| Instructions to follow |
Please transcribe the data below exactly. Leave the pictures out.

========

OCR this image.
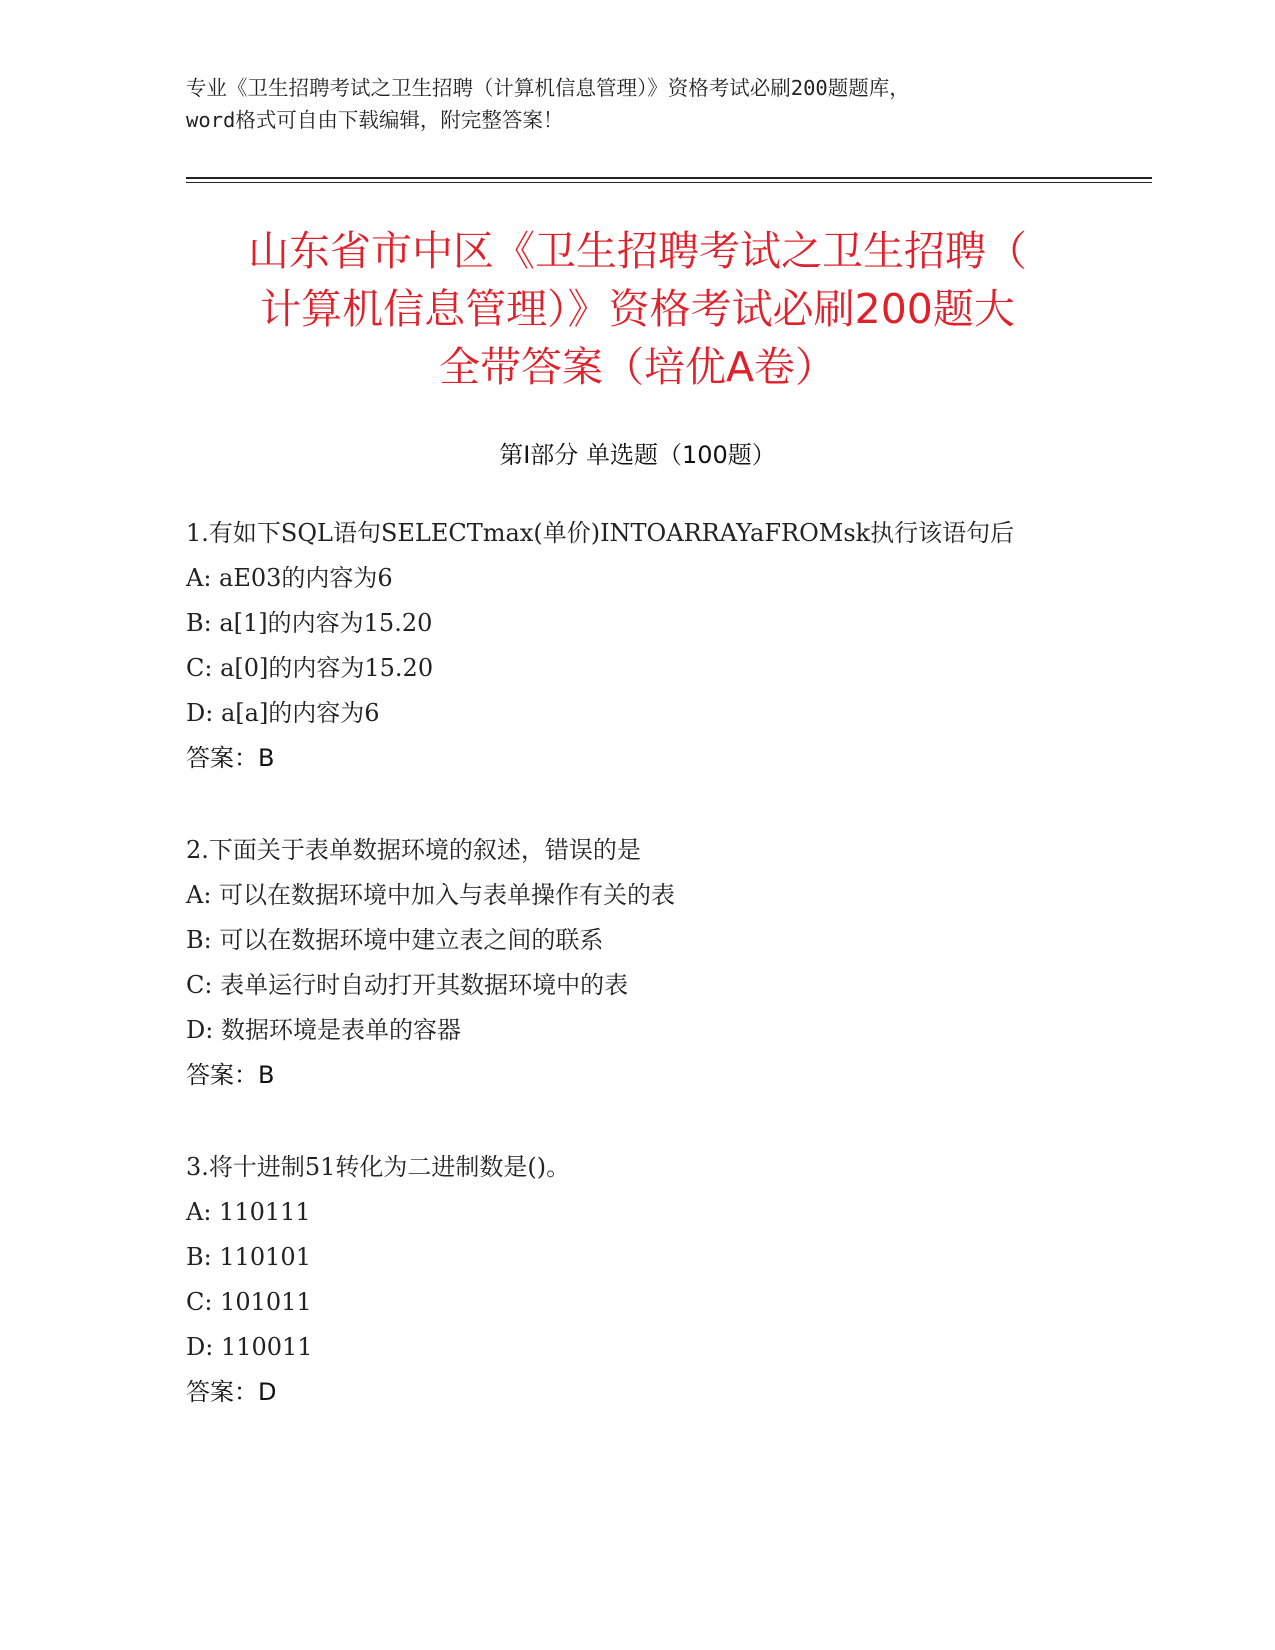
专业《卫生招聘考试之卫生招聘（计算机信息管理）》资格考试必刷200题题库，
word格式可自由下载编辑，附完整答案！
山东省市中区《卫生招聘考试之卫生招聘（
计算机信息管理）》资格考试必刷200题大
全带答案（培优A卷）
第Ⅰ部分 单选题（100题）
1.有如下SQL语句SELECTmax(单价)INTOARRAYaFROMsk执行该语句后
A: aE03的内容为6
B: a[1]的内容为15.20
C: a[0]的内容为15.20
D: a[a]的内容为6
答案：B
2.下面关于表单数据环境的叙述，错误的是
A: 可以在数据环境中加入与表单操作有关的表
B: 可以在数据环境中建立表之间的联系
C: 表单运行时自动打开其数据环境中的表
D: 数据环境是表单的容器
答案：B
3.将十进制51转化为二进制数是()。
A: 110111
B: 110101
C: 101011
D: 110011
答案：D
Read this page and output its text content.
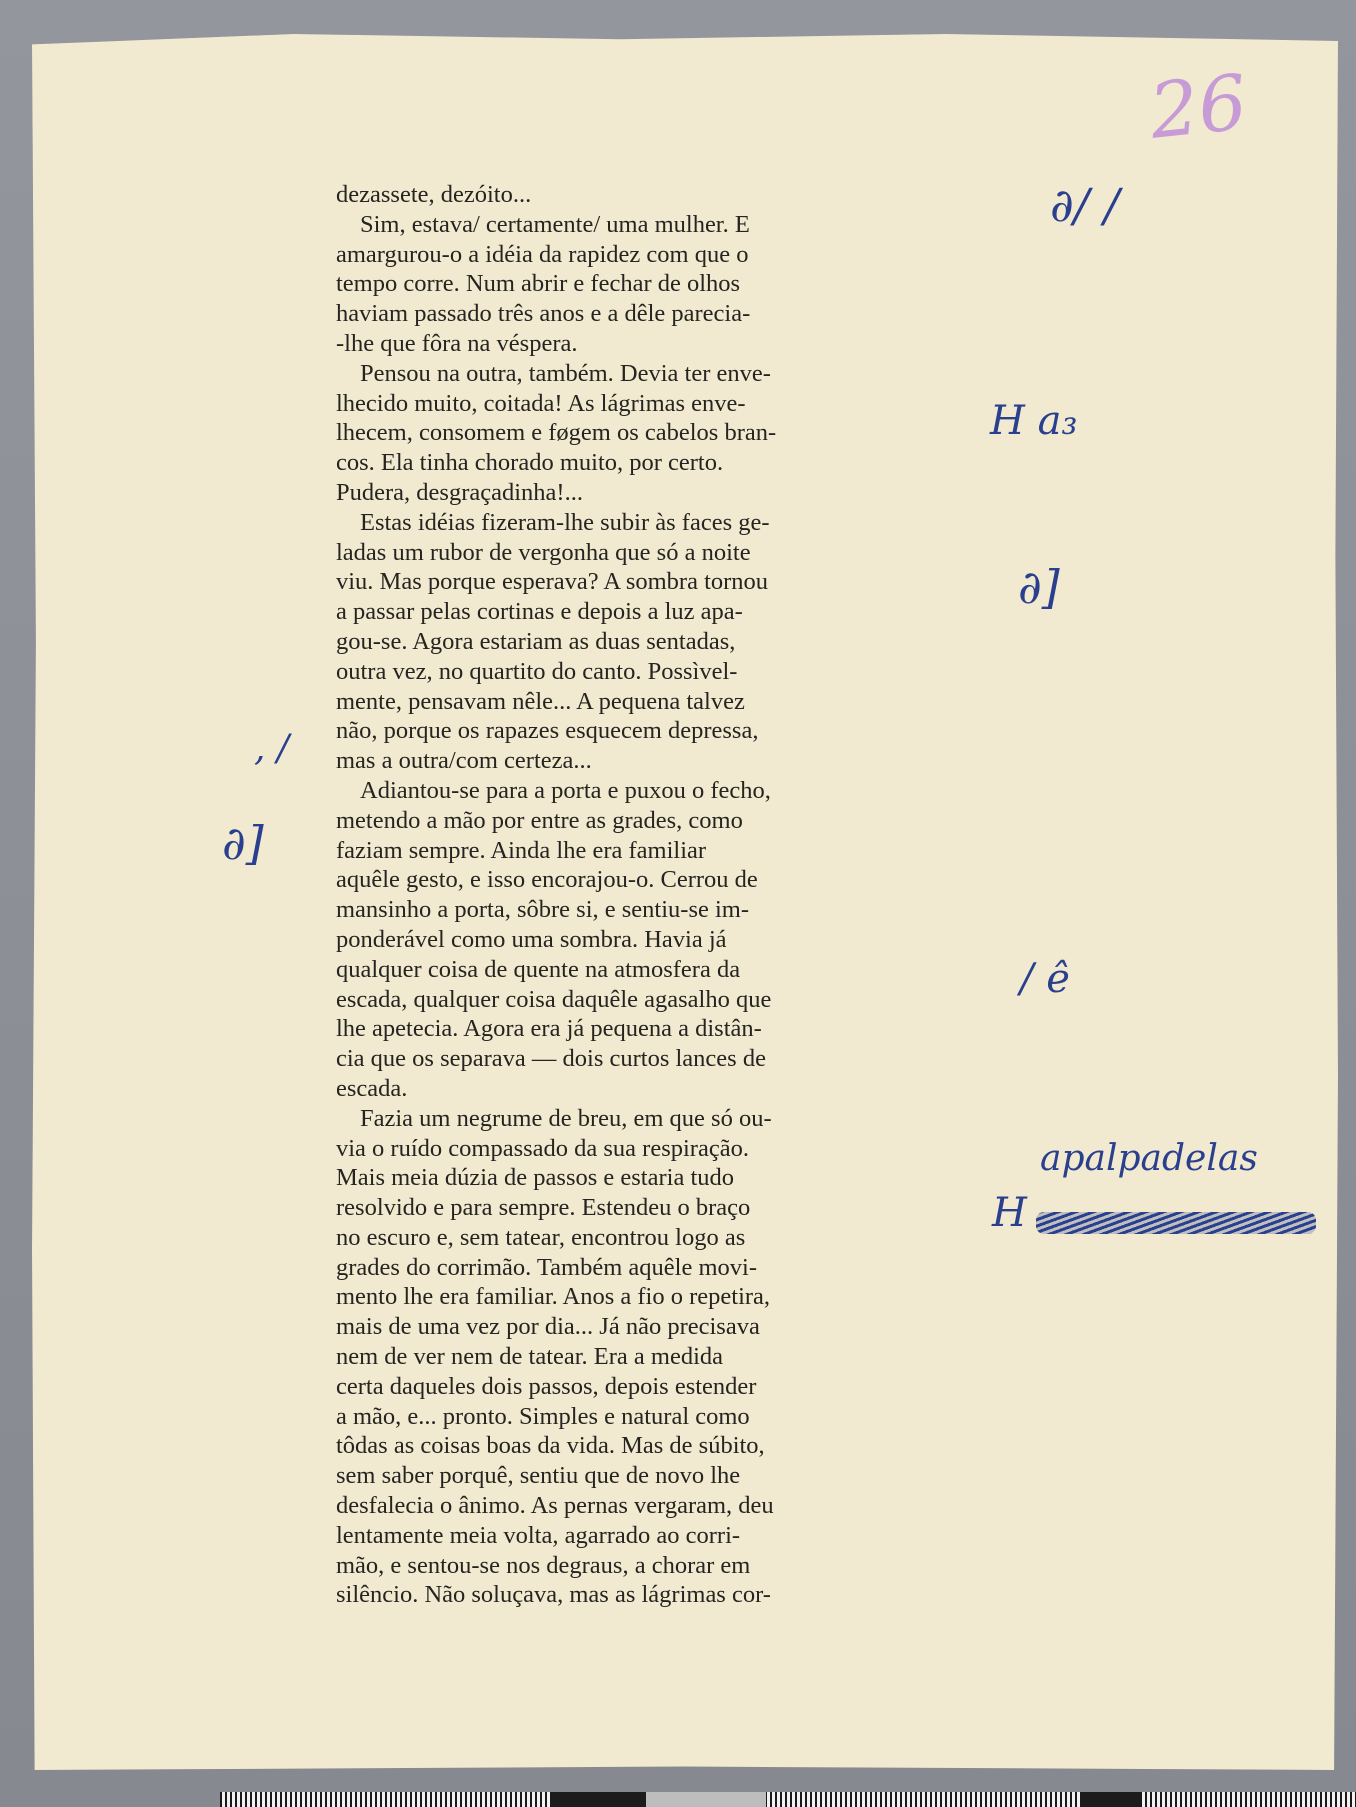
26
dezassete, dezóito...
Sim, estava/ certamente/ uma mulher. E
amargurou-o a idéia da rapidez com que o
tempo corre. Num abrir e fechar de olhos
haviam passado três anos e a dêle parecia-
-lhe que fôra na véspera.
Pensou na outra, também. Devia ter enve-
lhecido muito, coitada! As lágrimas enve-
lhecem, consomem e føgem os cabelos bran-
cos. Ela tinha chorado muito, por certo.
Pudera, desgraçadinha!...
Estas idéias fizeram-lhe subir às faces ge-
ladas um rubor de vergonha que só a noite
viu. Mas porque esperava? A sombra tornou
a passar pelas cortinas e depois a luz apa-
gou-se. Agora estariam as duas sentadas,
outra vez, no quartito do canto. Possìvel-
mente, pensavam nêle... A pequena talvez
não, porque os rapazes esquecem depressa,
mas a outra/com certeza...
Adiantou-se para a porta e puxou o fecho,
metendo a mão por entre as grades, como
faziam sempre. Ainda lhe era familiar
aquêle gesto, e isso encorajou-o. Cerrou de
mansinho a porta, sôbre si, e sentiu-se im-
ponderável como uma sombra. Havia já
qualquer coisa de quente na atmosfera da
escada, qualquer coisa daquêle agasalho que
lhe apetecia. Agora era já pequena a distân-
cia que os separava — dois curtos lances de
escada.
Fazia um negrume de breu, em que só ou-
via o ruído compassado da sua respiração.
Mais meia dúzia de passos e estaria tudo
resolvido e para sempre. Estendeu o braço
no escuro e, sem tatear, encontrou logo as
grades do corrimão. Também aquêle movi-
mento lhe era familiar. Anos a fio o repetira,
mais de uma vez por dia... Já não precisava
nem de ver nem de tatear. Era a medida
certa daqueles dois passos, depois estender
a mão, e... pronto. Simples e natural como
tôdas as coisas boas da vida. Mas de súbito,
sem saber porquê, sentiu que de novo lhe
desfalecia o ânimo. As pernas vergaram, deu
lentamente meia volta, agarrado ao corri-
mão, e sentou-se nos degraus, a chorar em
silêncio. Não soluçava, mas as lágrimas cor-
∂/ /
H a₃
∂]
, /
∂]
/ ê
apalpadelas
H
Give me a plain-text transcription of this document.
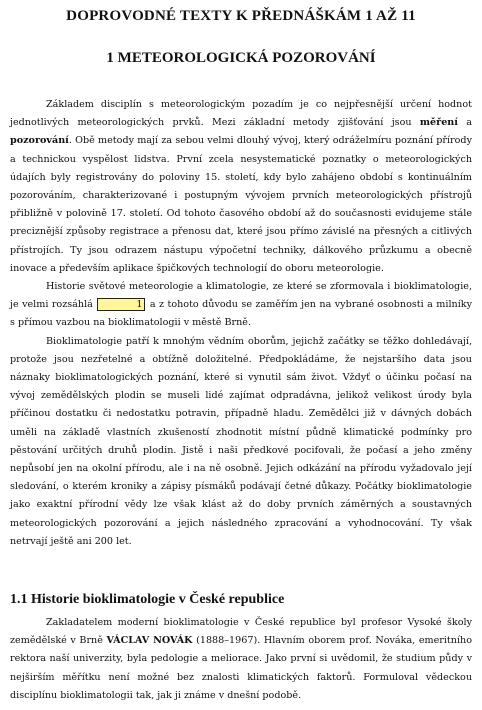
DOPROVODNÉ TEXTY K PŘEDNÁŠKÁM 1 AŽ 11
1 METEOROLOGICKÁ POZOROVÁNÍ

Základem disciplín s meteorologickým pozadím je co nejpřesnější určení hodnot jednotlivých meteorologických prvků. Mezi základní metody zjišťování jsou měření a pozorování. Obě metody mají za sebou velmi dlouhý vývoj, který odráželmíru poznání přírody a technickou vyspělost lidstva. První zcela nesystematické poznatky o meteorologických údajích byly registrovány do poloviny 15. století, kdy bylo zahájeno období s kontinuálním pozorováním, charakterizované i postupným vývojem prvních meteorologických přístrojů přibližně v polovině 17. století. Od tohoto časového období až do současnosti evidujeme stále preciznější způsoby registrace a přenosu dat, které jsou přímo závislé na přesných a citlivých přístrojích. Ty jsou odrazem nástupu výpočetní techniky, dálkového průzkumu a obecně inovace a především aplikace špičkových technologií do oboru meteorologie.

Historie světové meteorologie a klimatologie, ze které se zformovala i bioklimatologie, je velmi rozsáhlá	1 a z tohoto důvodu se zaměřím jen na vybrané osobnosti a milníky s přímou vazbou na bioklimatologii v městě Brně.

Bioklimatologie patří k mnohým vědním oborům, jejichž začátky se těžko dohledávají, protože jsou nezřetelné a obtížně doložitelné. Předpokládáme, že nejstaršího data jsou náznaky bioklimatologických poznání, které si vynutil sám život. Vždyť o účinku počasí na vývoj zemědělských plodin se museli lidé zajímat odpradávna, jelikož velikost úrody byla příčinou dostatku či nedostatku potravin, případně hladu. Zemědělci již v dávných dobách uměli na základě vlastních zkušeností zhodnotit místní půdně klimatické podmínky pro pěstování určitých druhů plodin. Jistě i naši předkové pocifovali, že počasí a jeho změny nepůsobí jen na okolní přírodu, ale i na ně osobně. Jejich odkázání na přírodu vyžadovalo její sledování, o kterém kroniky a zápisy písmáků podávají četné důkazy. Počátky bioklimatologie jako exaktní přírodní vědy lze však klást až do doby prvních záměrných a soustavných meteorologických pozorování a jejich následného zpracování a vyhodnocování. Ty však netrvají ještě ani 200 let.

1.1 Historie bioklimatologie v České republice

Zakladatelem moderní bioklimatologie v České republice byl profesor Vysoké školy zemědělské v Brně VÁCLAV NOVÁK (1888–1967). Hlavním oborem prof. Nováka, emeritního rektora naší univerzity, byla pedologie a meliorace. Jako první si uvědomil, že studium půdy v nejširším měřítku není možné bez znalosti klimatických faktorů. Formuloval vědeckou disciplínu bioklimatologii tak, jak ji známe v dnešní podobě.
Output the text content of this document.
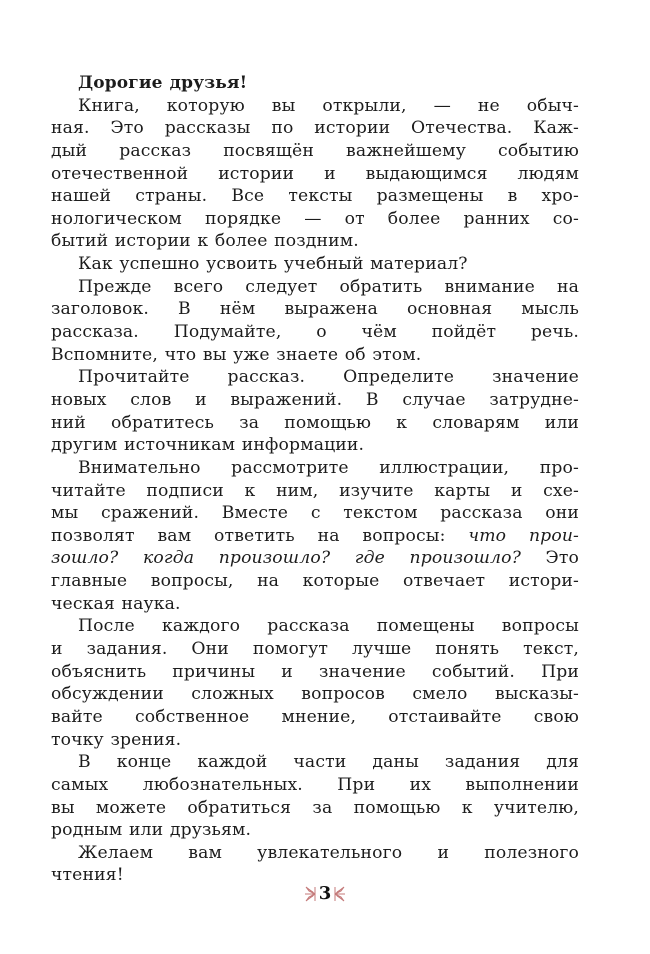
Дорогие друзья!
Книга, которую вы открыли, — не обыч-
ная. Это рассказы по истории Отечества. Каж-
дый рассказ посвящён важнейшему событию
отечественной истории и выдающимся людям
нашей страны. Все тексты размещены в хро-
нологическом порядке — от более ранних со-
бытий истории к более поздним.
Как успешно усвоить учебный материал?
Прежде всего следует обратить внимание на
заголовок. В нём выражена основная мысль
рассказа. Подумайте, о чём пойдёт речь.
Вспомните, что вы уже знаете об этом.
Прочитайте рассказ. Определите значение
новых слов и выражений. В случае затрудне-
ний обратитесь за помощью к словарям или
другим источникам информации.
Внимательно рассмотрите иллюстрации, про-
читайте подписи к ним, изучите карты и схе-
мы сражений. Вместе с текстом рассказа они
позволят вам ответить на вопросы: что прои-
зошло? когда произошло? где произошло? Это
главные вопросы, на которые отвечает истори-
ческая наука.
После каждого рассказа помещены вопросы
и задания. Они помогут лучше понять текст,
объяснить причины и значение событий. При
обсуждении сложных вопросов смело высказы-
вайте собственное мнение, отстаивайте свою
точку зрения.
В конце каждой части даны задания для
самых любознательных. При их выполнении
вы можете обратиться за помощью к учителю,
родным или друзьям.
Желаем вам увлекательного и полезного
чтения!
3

========

| Task solution |
OCR this image.
专业《卫生招聘考试之卫生招聘（计算机信息管理）》资格考试必刷200题题库，
word格式可自由下载编辑，附完整答案！
山东省市中区《卫生招聘考试之卫生招聘（
计算机信息管理）》资格考试必刷200题大
全带答案（培优A卷）
第Ⅰ部分 单选题（100题）
1.有如下SQL语句SELECTmax(单价)INTOARRAYaFROMsk执行该语句后
A: aE03的内容为6
B: a[1]的内容为15.20
C: a[0]的内容为15.20
D: a[a]的内容为6
答案：B
2.下面关于表单数据环境的叙述，错误的是
A: 可以在数据环境中加入与表单操作有关的表
B: 可以在数据环境中建立表之间的联系
C: 表单运行时自动打开其数据环境中的表
D: 数据环境是表单的容器
答案：B
3.将十进制51转化为二进制数是()。
A: 110111
B: 110101
C: 101011
D: 110011
答案：D
Read this page and output its text content.
26
dezassete, dezóito...
Sim, estava/ certamente/ uma mulher. E
amargurou-o a idéia da rapidez com que o
tempo corre. Num abrir e fechar de olhos
haviam passado três anos e a dêle parecia-
-lhe que fôra na véspera.
Pensou na outra, também. Devia ter enve-
lhecido muito, coitada! As lágrimas enve-
lhecem, consomem e føgem os cabelos bran-
cos. Ela tinha chorado muito, por certo.
Pudera, desgraçadinha!...
Estas idéias fizeram-lhe subir às faces ge-
ladas um rubor de vergonha que só a noite
viu. Mas porque esperava? A sombra tornou
a passar pelas cortinas e depois a luz apa-
gou-se. Agora estariam as duas sentadas,
outra vez, no quartito do canto. Possìvel-
mente, pensavam nêle... A pequena talvez
não, porque os rapazes esquecem depressa,
mas a outra/com certeza...
Adiantou-se para a porta e puxou o fecho,
metendo a mão por entre as grades, como
faziam sempre. Ainda lhe era familiar
aquêle gesto, e isso encorajou-o. Cerrou de
mansinho a porta, sôbre si, e sentiu-se im-
ponderável como uma sombra. Havia já
qualquer coisa de quente na atmosfera da
escada, qualquer coisa daquêle agasalho que
lhe apetecia. Agora era já pequena a distân-
cia que os separava — dois curtos lances de
escada.
Fazia um negrume de breu, em que só ou-
via o ruído compassado da sua respiração.
Mais meia dúzia de passos e estaria tudo
resolvido e para sempre. Estendeu o braço
no escuro e, sem tatear, encontrou logo as
grades do corrimão. Também aquêle movi-
mento lhe era familiar. Anos a fio o repetira,
mais de uma vez por dia... Já não precisava
nem de ver nem de tatear. Era a medida
certa daqueles dois passos, depois estender
a mão, e... pronto. Simples e natural como
tôdas as coisas boas da vida. Mas de súbito,
sem saber porquê, sentiu que de novo lhe
desfalecia o ânimo. As pernas vergaram, deu
lentamente meia volta, agarrado ao corri-
mão, e sentou-se nos degraus, a chorar em
silêncio. Não soluçava, mas as lágrimas cor-
∂/ /
H a₃
∂]
, /
∂]
/ ê
apalpadelas
H
Give me a plain-text transcription of this document.
DOPROVODNÉ TEXTY K PŘEDNÁŠKÁM 1 AŽ 11
1 METEOROLOGICKÁ POZOROVÁNÍ

Základem disciplín s meteorologickým pozadím je co nejpřesnější určení hodnot jednotlivých meteorologických prvků. Mezi základní metody zjišťování jsou měření a pozorování. Obě metody mají za sebou velmi dlouhý vývoj, který odráželmíru poznání přírody a technickou vyspělost lidstva. První zcela nesystematické poznatky o meteorologických údajích byly registrovány do poloviny 15. století, kdy bylo zahájeno období s kontinuálním pozorováním, charakterizované i postupným vývojem prvních meteorologických přístrojů přibližně v polovině 17. století. Od tohoto časového období až do současnosti evidujeme stále preciznější způsoby registrace a přenosu dat, které jsou přímo závislé na přesných a citlivých přístrojích. Ty jsou odrazem nástupu výpočetní techniky, dálkového průzkumu a obecně inovace a především aplikace špičkových technologií do oboru meteorologie.

Historie světové meteorologie a klimatologie, ze které se zformovala i bioklimatologie, je velmi rozsáhlá	1 a z tohoto důvodu se zaměřím jen na vybrané osobnosti a milníky s přímou vazbou na bioklimatologii v městě Brně.

Bioklimatologie patří k mnohým vědním oborům, jejichž začátky se těžko dohledávají, protože jsou nezřetelné a obtížně doložitelné. Předpokládáme, že nejstaršího data jsou náznaky bioklimatologických poznání, které si vynutil sám život. Vždyť o účinku počasí na vývoj zemědělských plodin se museli lidé zajímat odpradávna, jelikož velikost úrody byla příčinou dostatku či nedostatku potravin, případně hladu. Zemědělci již v dávných dobách uměli na základě vlastních zkušeností zhodnotit místní půdně klimatické podmínky pro pěstování určitých druhů plodin. Jistě i naši předkové pocifovali, že počasí a jeho změny nepůsobí jen na okolní přírodu, ale i na ně osobně. Jejich odkázání na přírodu vyžadovalo její sledování, o kterém kroniky a zápisy písmáků podávají četné důkazy. Počátky bioklimatologie jako exaktní přírodní vědy lze však klást až do doby prvních záměrných a soustavných meteorologických pozorování a jejich následného zpracování a vyhodnocování. Ty však netrvají ještě ani 200 let.

1.1 Historie bioklimatologie v České republice

Zakladatelem moderní bioklimatologie v České republice byl profesor Vysoké školy zemědělské v Brně VÁCLAV NOVÁK (1888–1967). Hlavním oborem prof. Nováka, emeritního rektora naší univerzity, byla pedologie a meliorace. Jako první si uvědomil, že studium půdy v nejširším měřítku není možné bez znalosti klimatických faktorů. Formuloval vědeckou disciplínu bioklimatologii tak, jak ji známe v dnešní podobě.
Output the text content of this document.
Дорогие друзья!
Книга, которую вы открыли, — не обыч-
ная. Это рассказы по истории Отечества. Каж-
дый рассказ посвящён важнейшему событию
отечественной истории и выдающимся людям
нашей страны. Все тексты размещены в хро-
нологическом порядке — от более ранних со-
бытий истории к более поздним.
Как успешно усвоить учебный материал?
Прежде всего следует обратить внимание на
заголовок. В нём выражена основная мысль
рассказа. Подумайте, о чём пойдёт речь.
Вспомните, что вы уже знаете об этом.
Прочитайте рассказ. Определите значение
новых слов и выражений. В случае затрудне-
ний обратитесь за помощью к словарям или
другим источникам информации.
Внимательно рассмотрите иллюстрации, про-
читайте подписи к ним, изучите карты и схе-
мы сражений. Вместе с текстом рассказа они
позволят вам ответить на вопросы: что прои-
зошло? когда произошло? где произошло? Это
главные вопросы, на которые отвечает истори-
ческая наука.
После каждого рассказа помещены вопросы
и задания. Они помогут лучше понять текст,
объяснить причины и значение событий. При
обсуждении сложных вопросов смело высказы-
вайте собственное мнение, отстаивайте свою
точку зрения.
В конце каждой части даны задания для
самых любознательных. При их выполнении
вы можете обратиться за помощью к учителю,
родным или друзьям.
Желаем вам увлекательного и полезного
чтения!
3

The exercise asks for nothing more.